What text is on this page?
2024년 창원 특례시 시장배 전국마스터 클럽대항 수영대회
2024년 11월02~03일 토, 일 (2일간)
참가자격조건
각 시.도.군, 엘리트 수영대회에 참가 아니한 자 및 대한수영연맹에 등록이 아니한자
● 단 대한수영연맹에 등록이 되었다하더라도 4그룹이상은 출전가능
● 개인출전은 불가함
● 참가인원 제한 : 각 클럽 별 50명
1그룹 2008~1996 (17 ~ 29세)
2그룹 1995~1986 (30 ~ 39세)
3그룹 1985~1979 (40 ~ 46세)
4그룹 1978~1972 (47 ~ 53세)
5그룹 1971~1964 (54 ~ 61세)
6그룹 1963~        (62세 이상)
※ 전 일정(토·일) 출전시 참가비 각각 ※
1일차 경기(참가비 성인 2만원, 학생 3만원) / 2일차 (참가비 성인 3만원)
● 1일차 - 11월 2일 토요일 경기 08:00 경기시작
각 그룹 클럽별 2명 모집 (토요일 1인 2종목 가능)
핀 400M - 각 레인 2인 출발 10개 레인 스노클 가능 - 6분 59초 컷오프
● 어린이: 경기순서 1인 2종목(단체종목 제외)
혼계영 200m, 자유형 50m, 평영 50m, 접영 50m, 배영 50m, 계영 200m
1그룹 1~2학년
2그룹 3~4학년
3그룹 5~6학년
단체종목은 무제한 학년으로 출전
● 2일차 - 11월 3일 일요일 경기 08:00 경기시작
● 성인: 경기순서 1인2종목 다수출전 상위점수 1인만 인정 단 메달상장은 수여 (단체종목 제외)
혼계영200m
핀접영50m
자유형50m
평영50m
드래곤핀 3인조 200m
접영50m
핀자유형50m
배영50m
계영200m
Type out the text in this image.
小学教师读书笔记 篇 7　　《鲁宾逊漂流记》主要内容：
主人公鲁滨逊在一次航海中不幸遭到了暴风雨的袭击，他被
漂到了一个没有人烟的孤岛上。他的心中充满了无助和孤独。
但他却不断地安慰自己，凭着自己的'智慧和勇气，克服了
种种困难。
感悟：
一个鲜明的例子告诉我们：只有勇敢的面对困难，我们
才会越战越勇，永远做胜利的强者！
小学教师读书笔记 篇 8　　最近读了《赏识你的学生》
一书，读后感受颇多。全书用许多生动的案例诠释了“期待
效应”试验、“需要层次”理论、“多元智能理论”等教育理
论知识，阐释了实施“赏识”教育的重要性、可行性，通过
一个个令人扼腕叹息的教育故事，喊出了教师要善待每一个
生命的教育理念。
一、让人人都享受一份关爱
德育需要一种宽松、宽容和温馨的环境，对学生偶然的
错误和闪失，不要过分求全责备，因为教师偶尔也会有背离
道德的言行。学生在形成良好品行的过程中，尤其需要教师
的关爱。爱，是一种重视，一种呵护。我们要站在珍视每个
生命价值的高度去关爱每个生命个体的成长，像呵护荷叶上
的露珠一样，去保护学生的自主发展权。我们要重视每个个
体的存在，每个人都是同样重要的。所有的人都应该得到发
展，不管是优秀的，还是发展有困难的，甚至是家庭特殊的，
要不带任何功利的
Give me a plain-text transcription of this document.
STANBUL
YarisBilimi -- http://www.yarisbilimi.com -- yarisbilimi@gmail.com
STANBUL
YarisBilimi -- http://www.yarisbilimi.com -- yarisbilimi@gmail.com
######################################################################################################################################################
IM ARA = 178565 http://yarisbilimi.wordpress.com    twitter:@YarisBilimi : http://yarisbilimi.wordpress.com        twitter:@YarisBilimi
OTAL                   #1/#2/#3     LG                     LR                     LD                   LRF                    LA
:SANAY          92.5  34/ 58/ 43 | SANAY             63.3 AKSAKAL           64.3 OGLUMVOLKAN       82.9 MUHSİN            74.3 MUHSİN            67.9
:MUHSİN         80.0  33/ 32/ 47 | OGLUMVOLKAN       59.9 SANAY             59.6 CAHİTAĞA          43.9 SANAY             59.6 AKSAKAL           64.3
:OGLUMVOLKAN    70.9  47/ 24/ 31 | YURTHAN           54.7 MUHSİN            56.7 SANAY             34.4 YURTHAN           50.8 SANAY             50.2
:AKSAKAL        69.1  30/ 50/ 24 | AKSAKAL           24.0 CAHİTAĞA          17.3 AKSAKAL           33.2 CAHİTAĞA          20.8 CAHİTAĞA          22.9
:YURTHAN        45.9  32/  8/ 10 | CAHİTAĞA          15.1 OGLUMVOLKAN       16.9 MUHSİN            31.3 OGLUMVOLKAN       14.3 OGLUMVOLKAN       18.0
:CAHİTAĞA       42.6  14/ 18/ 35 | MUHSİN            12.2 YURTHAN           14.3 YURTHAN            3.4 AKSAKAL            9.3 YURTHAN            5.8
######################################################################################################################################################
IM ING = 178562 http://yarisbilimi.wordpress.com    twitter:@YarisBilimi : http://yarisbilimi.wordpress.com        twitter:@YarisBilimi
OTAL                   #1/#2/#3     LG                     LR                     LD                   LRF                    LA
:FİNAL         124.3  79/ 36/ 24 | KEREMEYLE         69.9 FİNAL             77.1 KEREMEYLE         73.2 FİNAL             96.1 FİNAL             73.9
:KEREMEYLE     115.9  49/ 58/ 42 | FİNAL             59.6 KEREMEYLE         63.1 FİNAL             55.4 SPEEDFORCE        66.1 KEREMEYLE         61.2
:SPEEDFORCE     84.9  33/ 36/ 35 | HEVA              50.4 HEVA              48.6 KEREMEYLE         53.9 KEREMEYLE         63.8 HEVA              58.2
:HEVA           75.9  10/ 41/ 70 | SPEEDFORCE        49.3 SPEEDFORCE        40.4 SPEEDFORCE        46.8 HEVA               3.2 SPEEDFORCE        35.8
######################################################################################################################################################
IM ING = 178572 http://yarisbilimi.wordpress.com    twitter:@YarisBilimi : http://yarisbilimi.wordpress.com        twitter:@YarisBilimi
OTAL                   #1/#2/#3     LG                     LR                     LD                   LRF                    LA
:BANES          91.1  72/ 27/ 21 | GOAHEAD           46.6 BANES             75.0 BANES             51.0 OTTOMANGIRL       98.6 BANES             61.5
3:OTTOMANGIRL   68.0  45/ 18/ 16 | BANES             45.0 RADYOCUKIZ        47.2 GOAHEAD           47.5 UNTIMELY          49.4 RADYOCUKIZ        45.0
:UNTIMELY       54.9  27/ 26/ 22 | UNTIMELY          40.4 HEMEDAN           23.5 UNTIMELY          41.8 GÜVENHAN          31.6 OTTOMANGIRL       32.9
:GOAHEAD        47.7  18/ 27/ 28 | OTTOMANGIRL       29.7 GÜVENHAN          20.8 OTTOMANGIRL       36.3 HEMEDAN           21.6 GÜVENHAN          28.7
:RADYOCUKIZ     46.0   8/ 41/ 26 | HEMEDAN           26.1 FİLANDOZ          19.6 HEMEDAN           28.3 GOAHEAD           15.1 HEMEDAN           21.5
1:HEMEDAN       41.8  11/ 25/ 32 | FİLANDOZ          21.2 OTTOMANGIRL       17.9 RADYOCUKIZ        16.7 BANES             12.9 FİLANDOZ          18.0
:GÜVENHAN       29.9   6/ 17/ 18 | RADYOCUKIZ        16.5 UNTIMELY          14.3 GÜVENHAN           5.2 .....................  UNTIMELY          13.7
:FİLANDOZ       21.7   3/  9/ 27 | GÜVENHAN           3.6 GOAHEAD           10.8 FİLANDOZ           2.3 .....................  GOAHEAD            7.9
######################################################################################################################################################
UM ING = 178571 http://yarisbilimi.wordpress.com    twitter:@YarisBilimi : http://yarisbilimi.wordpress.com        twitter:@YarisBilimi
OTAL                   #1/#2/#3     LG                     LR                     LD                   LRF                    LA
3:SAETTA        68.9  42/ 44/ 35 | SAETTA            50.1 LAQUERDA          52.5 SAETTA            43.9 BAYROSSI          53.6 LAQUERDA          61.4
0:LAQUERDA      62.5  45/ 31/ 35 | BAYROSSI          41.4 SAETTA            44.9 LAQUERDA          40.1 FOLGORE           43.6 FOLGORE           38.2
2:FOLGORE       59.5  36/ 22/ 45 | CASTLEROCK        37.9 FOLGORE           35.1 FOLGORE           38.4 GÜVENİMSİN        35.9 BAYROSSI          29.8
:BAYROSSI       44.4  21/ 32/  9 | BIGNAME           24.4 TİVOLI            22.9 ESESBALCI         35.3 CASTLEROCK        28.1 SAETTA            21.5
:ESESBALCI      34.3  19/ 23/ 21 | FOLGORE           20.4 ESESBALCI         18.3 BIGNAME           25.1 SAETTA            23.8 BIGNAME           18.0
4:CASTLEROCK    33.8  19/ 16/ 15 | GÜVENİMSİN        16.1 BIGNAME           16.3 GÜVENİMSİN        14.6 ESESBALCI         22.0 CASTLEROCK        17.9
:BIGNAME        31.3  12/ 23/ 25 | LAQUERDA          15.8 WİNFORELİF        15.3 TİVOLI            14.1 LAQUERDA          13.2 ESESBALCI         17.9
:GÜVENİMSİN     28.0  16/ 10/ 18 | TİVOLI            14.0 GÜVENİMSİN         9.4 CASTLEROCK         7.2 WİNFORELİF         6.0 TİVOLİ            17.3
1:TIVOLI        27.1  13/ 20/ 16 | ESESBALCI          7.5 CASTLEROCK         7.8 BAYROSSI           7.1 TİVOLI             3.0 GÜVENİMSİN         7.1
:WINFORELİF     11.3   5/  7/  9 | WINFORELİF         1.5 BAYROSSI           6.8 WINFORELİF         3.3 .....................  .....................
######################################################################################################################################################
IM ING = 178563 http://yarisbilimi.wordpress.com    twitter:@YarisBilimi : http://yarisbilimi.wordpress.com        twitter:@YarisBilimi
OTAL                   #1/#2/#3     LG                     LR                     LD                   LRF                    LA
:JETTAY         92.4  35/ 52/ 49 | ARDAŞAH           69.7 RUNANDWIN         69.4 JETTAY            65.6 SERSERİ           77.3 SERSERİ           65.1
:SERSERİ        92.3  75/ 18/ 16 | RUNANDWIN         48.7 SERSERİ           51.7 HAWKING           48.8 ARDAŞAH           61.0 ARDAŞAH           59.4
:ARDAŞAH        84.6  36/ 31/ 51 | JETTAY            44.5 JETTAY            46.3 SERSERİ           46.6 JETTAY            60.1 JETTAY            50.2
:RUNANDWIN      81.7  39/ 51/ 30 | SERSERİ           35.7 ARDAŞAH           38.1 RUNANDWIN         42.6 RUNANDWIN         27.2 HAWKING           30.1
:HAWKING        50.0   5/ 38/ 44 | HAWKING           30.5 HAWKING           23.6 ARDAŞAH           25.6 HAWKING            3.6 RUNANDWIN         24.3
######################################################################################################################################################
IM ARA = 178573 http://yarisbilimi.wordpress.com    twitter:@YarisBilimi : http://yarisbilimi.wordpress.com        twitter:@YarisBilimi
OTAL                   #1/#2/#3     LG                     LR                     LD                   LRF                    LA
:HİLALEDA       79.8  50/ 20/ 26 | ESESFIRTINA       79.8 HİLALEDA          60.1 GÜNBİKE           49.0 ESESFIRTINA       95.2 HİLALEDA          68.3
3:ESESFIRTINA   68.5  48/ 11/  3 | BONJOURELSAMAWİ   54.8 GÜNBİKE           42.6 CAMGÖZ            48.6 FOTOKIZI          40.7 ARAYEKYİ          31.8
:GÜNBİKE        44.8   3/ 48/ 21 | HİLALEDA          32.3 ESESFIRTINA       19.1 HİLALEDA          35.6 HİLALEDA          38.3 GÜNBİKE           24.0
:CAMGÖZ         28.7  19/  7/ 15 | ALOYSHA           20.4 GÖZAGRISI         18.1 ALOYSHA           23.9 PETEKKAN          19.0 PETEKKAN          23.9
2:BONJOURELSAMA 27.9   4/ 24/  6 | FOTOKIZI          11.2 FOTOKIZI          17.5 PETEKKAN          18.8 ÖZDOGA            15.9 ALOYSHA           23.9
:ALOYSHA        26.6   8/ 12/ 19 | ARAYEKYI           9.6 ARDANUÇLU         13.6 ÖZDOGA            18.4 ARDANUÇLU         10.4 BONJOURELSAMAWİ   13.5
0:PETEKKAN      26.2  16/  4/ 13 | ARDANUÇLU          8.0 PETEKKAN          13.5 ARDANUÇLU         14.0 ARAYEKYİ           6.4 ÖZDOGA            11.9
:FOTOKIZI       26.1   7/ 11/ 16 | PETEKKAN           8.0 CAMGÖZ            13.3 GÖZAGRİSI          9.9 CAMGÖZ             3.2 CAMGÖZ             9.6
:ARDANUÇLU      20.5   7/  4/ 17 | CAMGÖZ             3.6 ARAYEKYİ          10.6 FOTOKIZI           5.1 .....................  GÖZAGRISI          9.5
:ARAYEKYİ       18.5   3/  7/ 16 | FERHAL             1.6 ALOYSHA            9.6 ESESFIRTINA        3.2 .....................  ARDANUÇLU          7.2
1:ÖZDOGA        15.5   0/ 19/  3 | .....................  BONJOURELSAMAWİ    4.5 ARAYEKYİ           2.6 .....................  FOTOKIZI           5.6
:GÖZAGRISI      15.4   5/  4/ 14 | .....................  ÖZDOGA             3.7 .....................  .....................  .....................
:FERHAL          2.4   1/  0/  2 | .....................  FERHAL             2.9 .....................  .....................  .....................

● ● ● ● ● ● ●

> [AIM OF THE EXERCISE]:
The required output is the number of lines containing the word "경기시작", and nothing besides.

> [RESPONSE FOR THIS EXERCISE]:
2